INSTRUCTION:
Report only the number of lines in this material that include "quelquefois".
##### EXCERPTED RECORDS
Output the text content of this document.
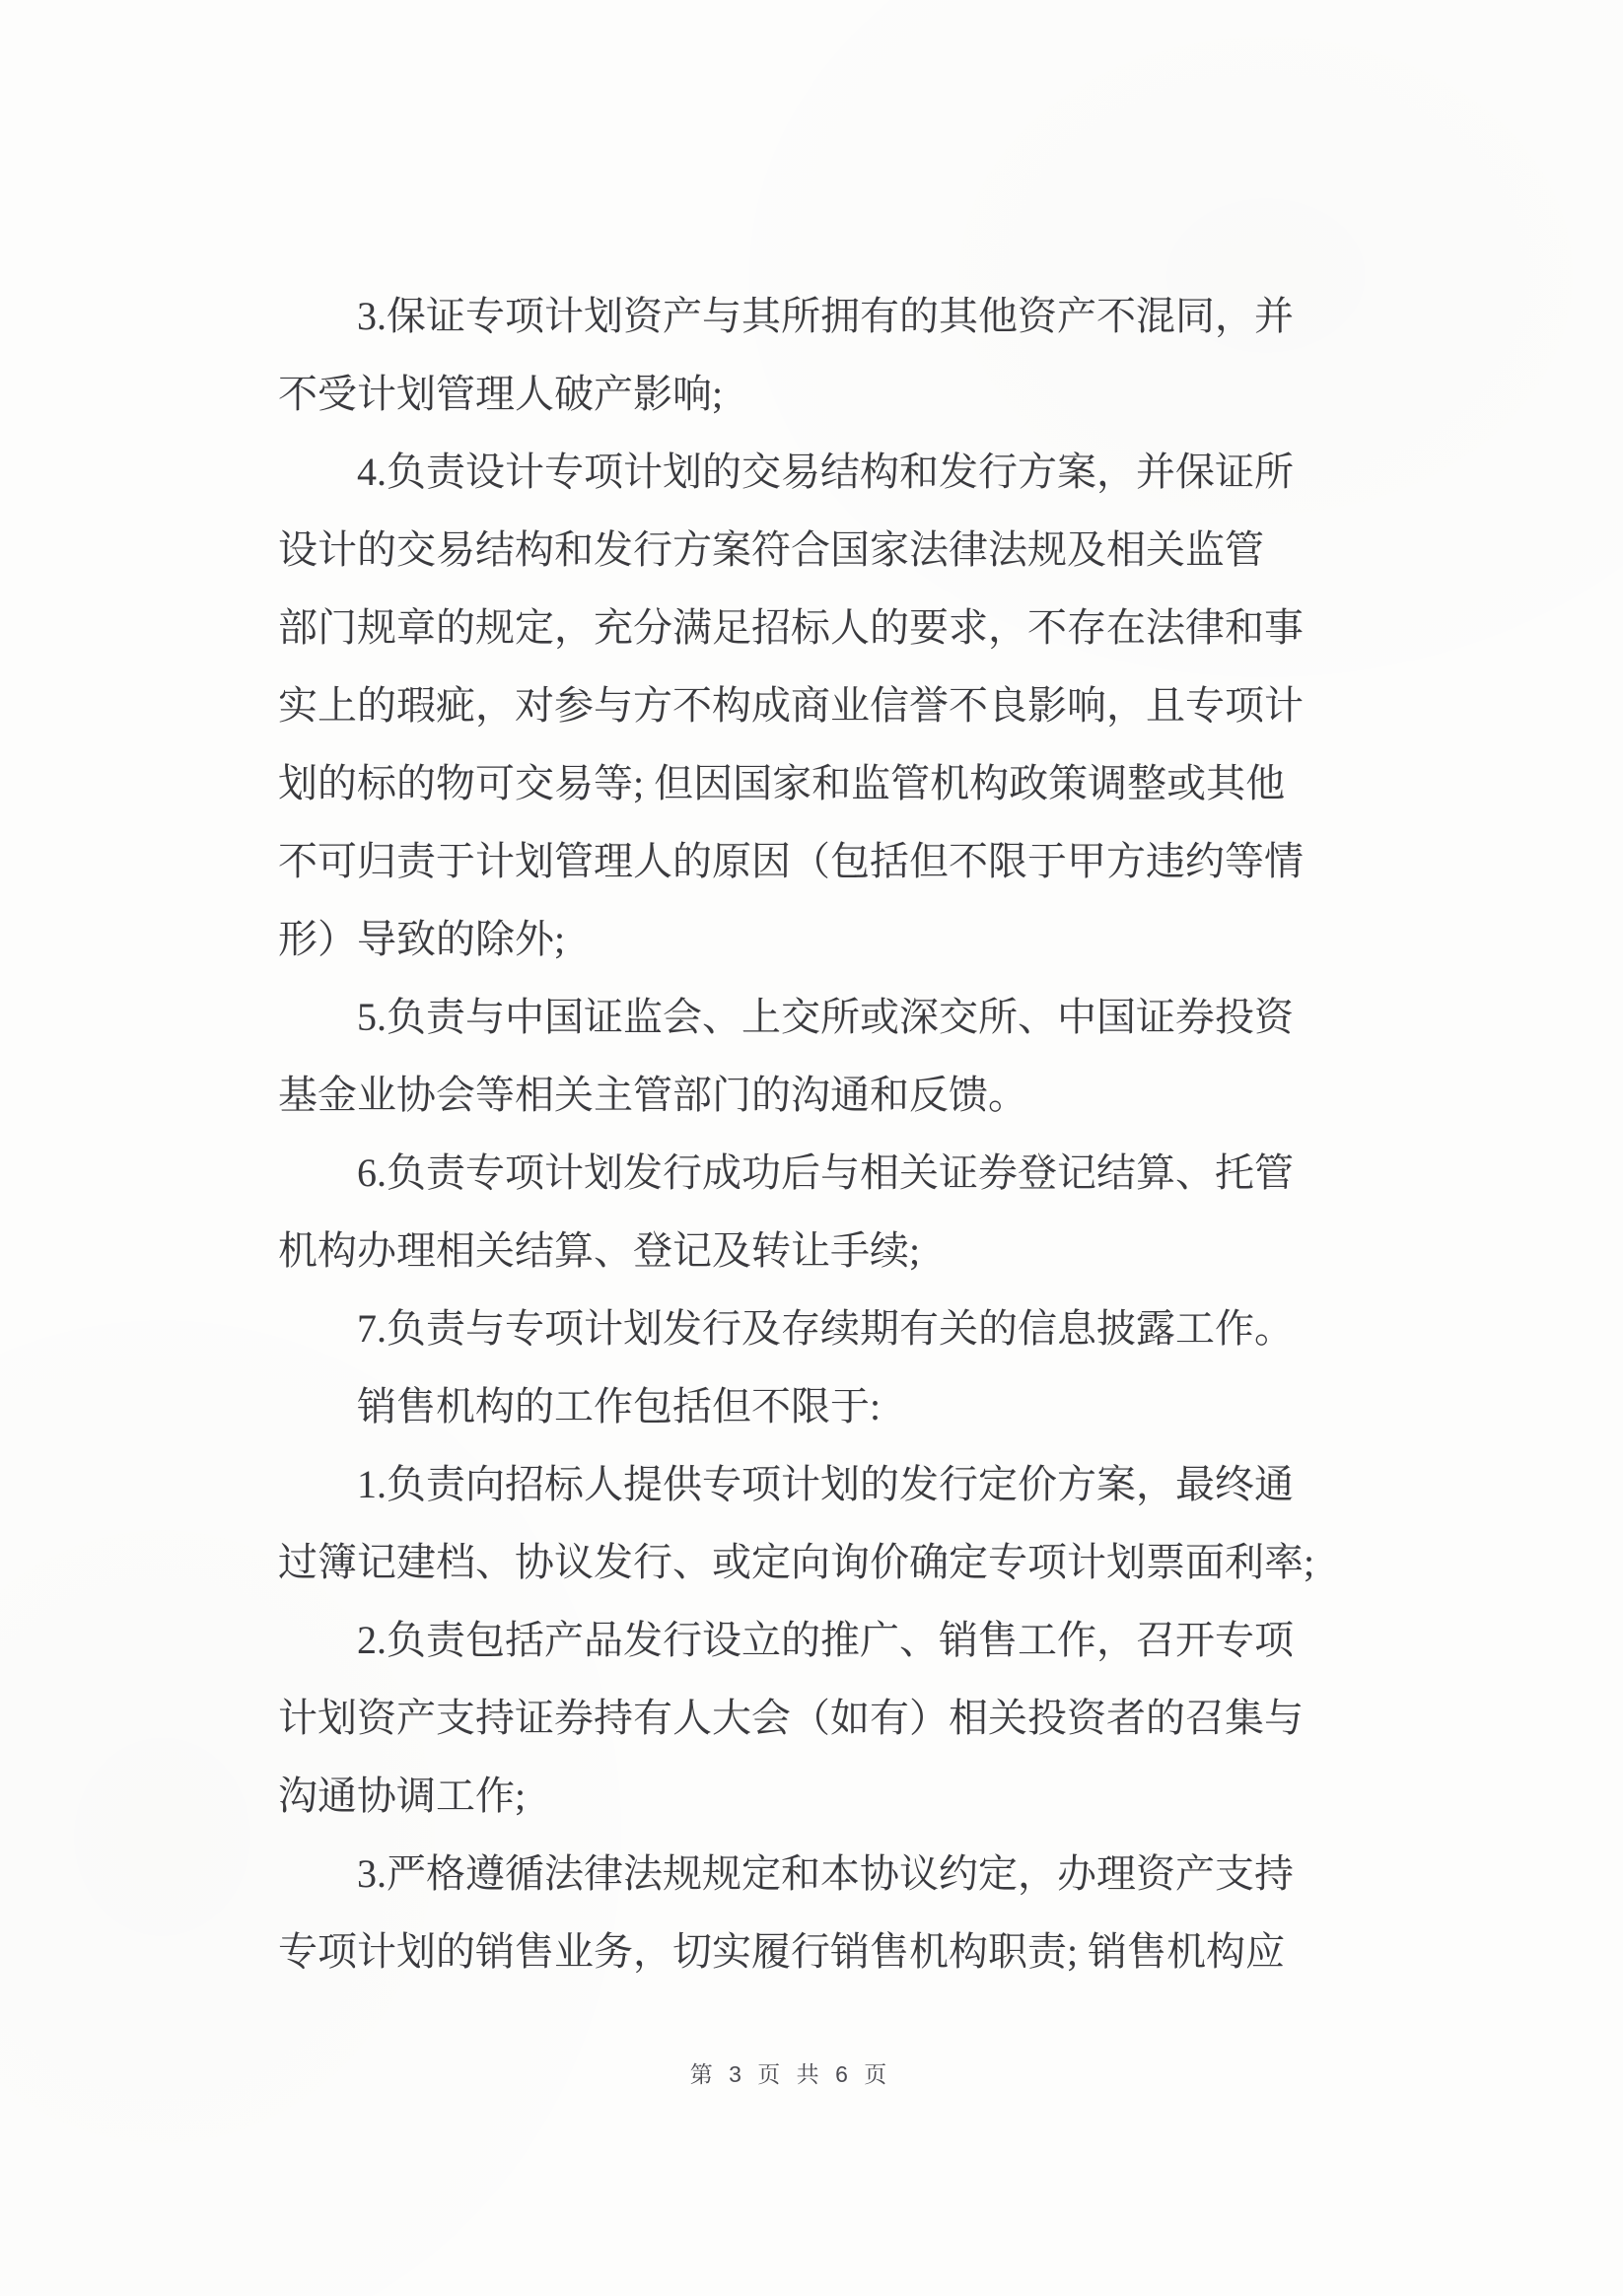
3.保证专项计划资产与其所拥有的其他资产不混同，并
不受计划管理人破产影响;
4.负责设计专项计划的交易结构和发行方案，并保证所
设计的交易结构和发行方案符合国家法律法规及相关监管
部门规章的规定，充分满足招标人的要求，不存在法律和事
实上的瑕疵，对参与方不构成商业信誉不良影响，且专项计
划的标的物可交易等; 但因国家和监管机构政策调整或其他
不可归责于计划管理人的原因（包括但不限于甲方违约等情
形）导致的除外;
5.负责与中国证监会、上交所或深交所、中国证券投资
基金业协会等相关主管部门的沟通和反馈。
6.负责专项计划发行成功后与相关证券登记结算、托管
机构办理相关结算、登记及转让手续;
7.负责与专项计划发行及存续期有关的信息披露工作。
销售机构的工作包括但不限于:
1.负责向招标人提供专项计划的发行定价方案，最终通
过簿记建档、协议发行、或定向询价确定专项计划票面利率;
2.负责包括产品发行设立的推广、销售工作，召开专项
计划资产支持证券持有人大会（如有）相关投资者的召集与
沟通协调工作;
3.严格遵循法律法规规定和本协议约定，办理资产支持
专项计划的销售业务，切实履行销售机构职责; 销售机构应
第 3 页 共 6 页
##########
##### EXCERPTED RECORDS
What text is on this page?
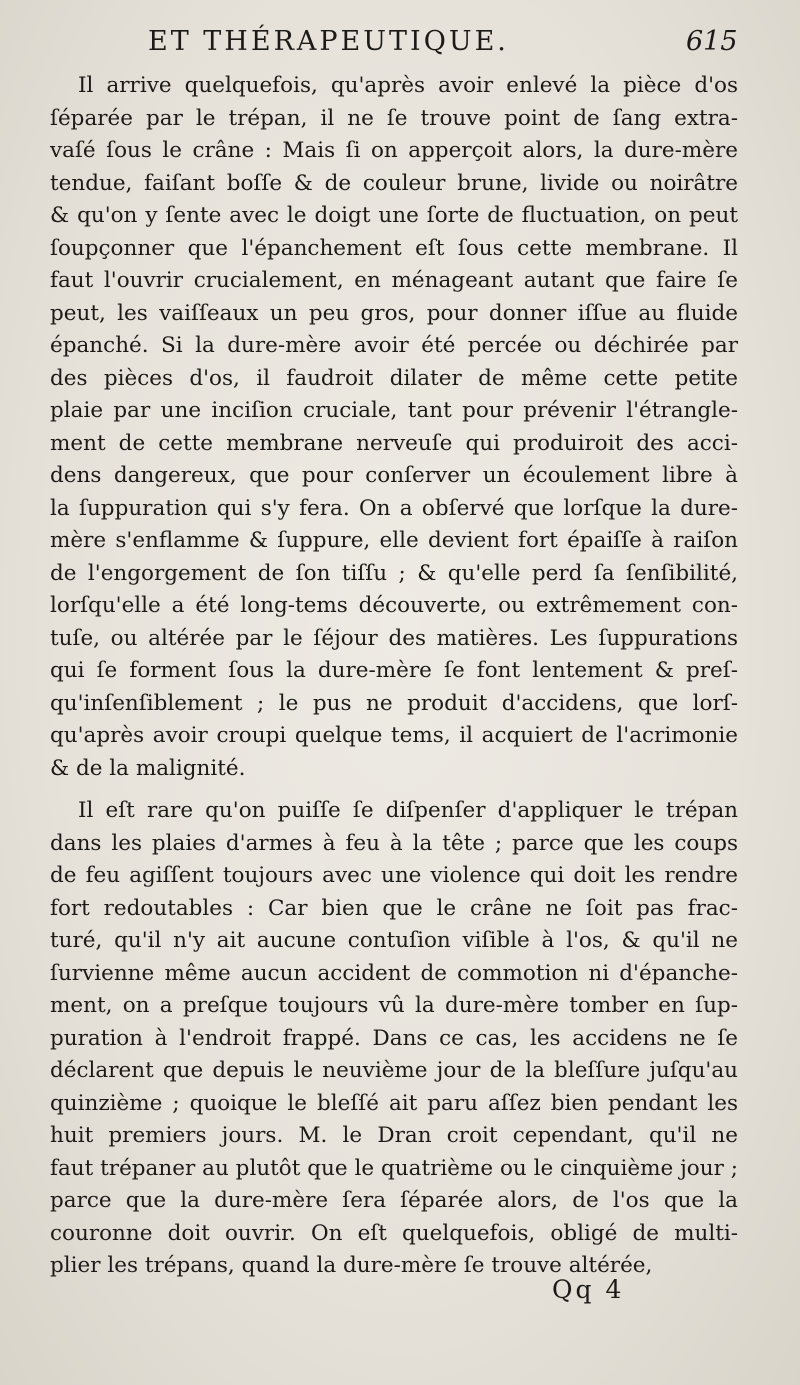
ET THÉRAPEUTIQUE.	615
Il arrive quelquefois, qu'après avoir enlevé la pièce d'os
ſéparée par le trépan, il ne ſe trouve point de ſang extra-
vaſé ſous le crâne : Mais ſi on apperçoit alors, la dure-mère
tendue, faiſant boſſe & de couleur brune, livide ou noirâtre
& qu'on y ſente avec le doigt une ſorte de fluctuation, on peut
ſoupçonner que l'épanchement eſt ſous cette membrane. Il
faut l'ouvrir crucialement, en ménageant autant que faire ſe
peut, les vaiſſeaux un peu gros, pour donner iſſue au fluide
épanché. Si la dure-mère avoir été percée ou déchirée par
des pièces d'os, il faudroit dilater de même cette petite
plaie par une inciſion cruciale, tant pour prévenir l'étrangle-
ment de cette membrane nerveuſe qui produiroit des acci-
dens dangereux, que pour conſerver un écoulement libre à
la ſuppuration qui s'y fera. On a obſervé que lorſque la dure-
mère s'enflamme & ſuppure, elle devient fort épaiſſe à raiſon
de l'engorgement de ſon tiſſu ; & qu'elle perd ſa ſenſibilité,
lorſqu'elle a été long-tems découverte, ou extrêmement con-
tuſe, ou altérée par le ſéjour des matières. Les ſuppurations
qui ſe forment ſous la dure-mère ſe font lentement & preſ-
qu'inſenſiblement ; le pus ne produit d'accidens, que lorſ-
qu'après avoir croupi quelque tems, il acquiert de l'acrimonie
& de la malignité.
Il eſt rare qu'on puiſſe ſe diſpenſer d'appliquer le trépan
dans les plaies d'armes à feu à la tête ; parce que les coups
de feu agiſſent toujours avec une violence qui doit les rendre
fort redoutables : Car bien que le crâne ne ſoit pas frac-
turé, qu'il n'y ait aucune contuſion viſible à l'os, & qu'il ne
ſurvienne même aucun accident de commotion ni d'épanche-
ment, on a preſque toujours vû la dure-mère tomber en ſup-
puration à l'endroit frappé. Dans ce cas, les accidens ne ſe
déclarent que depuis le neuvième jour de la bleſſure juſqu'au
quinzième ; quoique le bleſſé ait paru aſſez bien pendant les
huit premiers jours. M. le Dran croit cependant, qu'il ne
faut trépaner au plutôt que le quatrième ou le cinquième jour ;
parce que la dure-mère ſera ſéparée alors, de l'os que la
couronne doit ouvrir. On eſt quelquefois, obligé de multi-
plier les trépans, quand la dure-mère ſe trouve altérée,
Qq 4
##########
##### EXCERPTED RECORDS
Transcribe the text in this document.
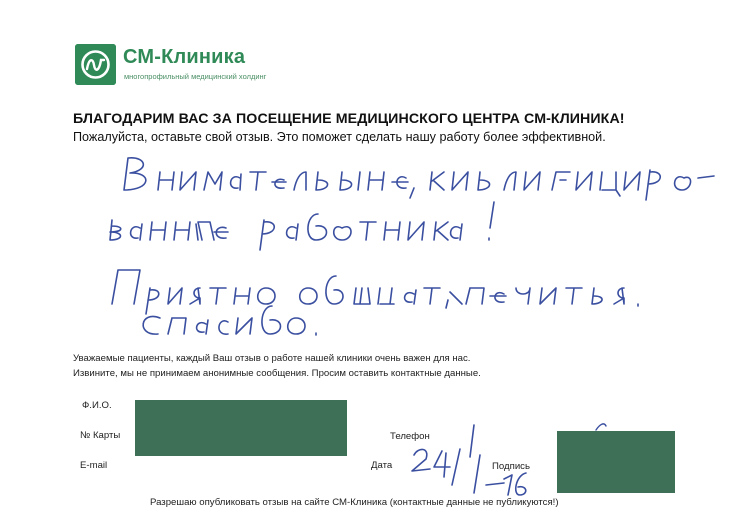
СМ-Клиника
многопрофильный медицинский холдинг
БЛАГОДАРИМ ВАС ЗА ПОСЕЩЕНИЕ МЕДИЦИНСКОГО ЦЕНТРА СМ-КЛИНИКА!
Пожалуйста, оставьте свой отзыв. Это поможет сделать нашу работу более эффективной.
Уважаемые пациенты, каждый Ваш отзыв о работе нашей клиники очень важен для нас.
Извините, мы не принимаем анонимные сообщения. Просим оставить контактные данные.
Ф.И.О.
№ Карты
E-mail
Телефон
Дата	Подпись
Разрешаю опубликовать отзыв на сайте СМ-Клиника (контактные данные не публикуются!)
##########
TASK RESPONSE:
2